Data extracted from a collection
◇ ◇ ◇ ◇ ◇
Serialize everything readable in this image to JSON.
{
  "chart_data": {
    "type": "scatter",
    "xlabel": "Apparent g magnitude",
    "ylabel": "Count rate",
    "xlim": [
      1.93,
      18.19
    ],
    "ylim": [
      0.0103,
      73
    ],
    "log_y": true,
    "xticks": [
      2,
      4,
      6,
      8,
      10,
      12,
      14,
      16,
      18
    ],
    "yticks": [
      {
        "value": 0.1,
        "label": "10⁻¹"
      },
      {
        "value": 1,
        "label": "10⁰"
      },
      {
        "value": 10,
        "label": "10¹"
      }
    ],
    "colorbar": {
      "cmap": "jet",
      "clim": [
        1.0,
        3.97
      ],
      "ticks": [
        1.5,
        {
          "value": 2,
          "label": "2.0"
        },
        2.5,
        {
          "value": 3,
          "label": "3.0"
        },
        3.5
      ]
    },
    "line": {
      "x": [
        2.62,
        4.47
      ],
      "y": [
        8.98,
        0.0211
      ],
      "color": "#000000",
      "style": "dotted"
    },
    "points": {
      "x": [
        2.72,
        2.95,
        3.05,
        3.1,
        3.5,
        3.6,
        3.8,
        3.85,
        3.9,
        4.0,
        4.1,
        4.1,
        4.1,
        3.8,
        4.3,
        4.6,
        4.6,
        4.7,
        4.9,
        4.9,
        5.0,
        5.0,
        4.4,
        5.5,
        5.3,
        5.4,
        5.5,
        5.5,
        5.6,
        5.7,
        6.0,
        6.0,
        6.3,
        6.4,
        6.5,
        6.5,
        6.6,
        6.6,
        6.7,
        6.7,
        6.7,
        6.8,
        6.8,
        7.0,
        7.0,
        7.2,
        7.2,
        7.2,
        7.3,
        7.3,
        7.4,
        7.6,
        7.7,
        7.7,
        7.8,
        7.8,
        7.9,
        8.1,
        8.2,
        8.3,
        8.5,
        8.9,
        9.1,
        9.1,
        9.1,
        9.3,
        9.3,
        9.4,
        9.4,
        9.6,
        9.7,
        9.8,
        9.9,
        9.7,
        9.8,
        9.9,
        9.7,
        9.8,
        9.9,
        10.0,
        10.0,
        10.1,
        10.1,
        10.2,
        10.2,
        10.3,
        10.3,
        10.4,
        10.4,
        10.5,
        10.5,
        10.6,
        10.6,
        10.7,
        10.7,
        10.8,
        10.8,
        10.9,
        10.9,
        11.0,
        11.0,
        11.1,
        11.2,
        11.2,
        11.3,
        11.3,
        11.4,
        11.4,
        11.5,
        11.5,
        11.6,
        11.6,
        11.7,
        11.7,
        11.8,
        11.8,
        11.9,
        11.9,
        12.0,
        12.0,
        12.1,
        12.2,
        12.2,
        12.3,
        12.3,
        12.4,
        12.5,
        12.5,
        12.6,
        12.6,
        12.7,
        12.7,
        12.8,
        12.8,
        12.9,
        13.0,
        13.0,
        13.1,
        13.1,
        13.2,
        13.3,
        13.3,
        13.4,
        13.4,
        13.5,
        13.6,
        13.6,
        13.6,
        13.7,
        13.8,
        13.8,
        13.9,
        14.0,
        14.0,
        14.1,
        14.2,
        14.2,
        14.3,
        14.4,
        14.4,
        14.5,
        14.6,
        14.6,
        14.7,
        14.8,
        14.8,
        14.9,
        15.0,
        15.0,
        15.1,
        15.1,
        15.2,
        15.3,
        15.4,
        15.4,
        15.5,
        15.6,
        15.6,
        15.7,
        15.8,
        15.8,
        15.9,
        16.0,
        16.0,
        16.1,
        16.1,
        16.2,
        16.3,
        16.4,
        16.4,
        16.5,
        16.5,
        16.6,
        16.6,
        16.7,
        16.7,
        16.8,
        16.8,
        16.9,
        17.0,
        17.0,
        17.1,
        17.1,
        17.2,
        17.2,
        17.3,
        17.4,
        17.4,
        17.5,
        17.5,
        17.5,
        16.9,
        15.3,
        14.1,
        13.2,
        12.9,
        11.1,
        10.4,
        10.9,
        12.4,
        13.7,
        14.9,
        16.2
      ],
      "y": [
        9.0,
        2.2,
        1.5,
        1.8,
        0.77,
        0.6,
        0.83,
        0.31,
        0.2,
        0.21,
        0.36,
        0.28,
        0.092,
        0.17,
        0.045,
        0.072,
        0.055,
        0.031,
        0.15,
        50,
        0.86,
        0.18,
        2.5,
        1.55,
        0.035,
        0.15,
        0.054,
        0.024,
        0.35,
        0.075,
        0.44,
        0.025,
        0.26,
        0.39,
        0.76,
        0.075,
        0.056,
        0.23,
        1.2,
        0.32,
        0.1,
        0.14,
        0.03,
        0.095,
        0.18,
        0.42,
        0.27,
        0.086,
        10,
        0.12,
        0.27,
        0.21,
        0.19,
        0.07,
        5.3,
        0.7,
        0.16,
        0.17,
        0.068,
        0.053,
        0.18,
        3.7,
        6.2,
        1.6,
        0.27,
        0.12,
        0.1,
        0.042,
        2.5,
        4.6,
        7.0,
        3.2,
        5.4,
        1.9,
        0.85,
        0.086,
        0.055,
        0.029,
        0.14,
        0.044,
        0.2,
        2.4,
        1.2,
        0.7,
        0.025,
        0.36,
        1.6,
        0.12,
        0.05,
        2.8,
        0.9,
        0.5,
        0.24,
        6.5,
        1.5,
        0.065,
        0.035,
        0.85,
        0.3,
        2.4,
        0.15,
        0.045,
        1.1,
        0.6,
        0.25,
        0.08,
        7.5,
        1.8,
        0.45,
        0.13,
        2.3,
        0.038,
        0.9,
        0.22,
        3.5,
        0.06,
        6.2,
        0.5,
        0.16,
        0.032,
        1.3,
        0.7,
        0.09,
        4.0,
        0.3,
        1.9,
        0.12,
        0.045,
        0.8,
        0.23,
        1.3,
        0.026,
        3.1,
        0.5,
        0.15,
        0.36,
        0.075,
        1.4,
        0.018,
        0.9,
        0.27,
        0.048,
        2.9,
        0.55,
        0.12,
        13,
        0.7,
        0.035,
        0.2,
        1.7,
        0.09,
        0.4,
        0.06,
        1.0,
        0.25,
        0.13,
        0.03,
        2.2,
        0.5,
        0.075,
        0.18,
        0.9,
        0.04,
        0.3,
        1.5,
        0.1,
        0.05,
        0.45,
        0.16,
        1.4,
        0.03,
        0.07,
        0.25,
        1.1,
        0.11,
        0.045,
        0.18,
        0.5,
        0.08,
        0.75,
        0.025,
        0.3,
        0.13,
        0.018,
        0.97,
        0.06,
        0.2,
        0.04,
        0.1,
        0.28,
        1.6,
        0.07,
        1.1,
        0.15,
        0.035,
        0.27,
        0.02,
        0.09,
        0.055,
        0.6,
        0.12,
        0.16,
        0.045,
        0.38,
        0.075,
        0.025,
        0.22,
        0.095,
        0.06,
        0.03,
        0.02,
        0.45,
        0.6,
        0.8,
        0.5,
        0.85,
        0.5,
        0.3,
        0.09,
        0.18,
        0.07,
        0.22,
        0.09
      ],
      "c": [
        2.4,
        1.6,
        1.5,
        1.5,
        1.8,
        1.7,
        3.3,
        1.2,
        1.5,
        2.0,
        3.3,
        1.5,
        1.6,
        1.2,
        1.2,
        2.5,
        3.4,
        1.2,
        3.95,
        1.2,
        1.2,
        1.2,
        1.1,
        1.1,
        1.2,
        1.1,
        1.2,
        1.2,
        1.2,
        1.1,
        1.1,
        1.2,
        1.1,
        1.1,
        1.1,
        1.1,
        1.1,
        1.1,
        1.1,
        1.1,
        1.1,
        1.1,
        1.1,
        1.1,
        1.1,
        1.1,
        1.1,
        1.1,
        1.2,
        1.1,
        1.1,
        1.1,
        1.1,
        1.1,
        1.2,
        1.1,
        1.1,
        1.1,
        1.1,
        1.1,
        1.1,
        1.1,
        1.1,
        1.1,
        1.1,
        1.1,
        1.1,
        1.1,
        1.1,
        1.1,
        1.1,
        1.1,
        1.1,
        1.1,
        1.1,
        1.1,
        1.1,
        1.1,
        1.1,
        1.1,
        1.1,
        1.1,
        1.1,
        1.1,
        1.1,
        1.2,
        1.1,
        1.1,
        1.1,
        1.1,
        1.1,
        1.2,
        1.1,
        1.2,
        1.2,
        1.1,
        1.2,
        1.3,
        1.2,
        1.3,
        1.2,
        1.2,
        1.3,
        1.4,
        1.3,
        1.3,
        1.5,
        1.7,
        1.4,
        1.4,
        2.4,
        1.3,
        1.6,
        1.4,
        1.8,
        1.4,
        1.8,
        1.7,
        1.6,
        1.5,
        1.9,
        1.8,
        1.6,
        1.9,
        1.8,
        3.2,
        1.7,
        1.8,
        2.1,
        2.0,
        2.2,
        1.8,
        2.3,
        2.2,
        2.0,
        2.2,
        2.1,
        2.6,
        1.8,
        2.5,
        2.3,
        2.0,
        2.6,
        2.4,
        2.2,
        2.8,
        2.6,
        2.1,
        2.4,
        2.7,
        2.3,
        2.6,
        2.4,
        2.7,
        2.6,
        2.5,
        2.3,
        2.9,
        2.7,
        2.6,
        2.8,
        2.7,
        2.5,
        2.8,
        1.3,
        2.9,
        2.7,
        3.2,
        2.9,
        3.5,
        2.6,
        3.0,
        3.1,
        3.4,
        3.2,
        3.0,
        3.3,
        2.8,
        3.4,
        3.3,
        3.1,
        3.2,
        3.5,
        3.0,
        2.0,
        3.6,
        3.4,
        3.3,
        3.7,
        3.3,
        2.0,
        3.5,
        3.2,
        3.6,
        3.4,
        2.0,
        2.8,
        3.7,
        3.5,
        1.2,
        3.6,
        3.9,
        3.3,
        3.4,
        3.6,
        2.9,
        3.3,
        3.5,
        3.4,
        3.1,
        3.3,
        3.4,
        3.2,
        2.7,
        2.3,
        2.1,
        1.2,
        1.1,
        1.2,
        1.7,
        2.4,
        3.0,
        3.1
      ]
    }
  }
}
◇ ◇ ◇ ◇ ◇
Within the listing above, copy each line that has the string "value".

        "value": 0.1,
        "value": 1,
        "value": 10,
          "value": 2,
          "value": 3,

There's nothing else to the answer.